▶ _What you will do_
With the pictures left out, copy the listing below exactly.
*** Extracted records
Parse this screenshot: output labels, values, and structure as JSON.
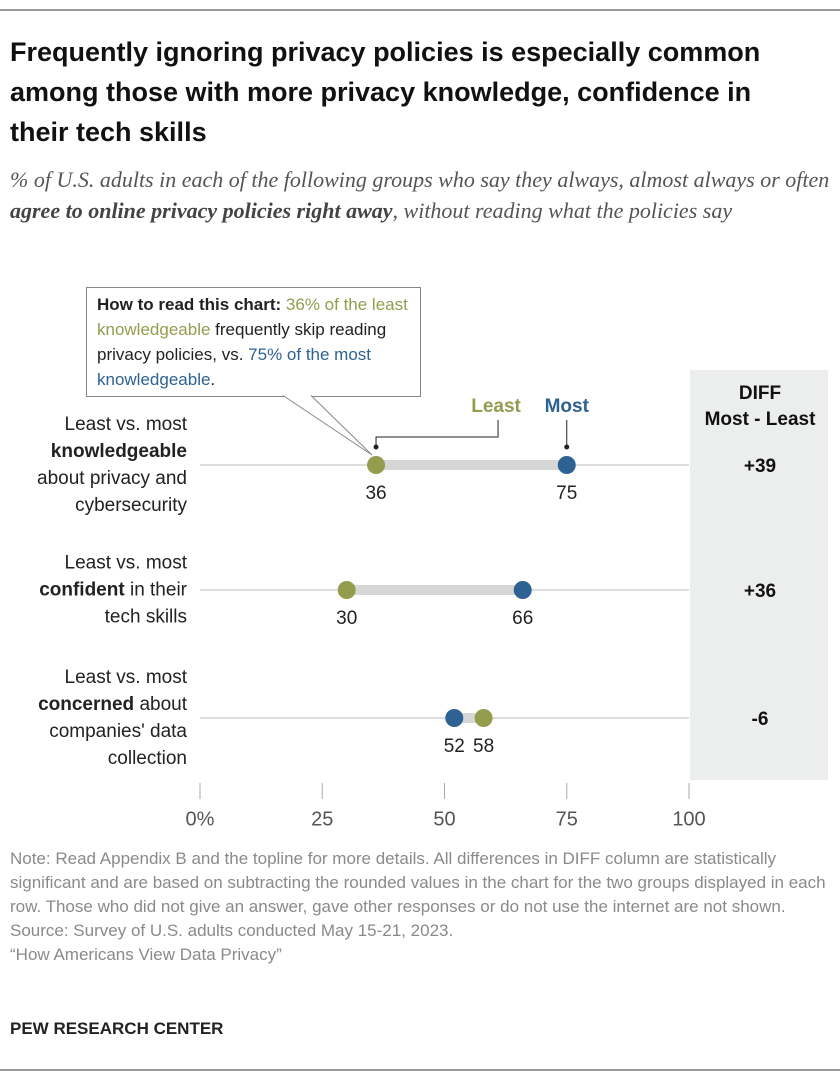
{
  "chart_data": {
    "type": "dumbbell",
    "title": "Frequently ignoring privacy policies is especially common among those with more privacy knowledge, confidence in their tech skills",
    "subtitle": [
      "% of U.S. adults in each of the following groups who say they always, almost always or often ",
      "agree to online privacy policies right away",
      ", without reading what the policies say"
    ],
    "annotation": [
      "How to read this chart: ",
      "36% of the least knowledgeable",
      " frequently skip reading privacy policies, vs. ",
      "75% of the most knowledgeable",
      "."
    ],
    "categories": [
      [
        "Least vs. most ",
        "knowledgeable",
        " about privacy and cybersecurity"
      ],
      [
        "Least vs. most ",
        "confident",
        " in their tech skills"
      ],
      [
        "Least vs. most ",
        "concerned",
        " about companies' data collection"
      ]
    ],
    "series": [
      {
        "name": "Least",
        "color": "#949c4e",
        "values": [
          36,
          30,
          58
        ]
      },
      {
        "name": "Most",
        "color": "#2e6293",
        "values": [
          75,
          66,
          52
        ]
      }
    ],
    "diff": {
      "title": "DIFF",
      "subtitle": "Most - Least",
      "labels": [
        "+39",
        "+36",
        "-6"
      ]
    },
    "xlim": [
      0,
      100
    ],
    "xticks": [
      {
        "value": 0,
        "label": "0%"
      },
      25,
      50,
      75,
      100
    ],
    "notes": [
      "Note: Read Appendix B and the topline for more details. All differences in DIFF column are statistically significant and are based on subtracting the rounded values in the chart for the two groups displayed in each row. Those who did not give an answer, gave other responses or do not use the internet are not shown.",
      "Source: Survey of U.S. adults conducted May 15-21, 2023.",
      "“How Americans View Data Privacy”"
    ],
    "source_org": "PEW RESEARCH CENTER"
  }
}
******
▶ _Output for this task_
Parse this screenshot: output labels, values, and structure as JSON.
{
  "chart_data": {
    "type": "dumbbell",
    "title": "Frequently ignoring privacy policies is especially common among those with more privacy knowledge, confidence in their tech skills",
    "subtitle": [
      "% of U.S. adults in each of the following groups who say they always, almost always or often ",
      "agree to online privacy policies right away",
      ", without reading what the policies say"
    ],
    "annotation": [
      "How to read this chart: ",
      "36% of the least knowledgeable",
      " frequently skip reading privacy policies, vs. ",
      "75% of the most knowledgeable",
      "."
    ],
    "categories": [
      [
        "Least vs. most ",
        "knowledgeable",
        " about privacy and cybersecurity"
      ],
      [
        "Least vs. most ",
        "confident",
        " in their tech skills"
      ],
      [
        "Least vs. most ",
        "concerned",
        " about companies' data collection"
      ]
    ],
    "series": [
      {
        "name": "Least",
        "color": "#949c4e",
        "values": [
          36,
          30,
          58
        ]
      },
      {
        "name": "Most",
        "color": "#2e6293",
        "values": [
          75,
          66,
          52
        ]
      }
    ],
    "diff": {
      "title": "DIFF",
      "subtitle": "Most - Least",
      "labels": [
        "+39",
        "+36",
        "-6"
      ]
    },
    "xlim": [
      0,
      100
    ],
    "xticks": [
      {
        "value": 0,
        "label": "0%"
      },
      25,
      50,
      75,
      100
    ],
    "notes": [
      "Note: Read Appendix B and the topline for more details. All differences in DIFF column are statistically significant and are based on subtracting the rounded values in the chart for the two groups displayed in each row. Those who did not give an answer, gave other responses or do not use the internet are not shown.",
      "Source: Survey of U.S. adults conducted May 15-21, 2023.",
      "“How Americans View Data Privacy”"
    ],
    "source_org": "PEW RESEARCH CENTER"
  }
}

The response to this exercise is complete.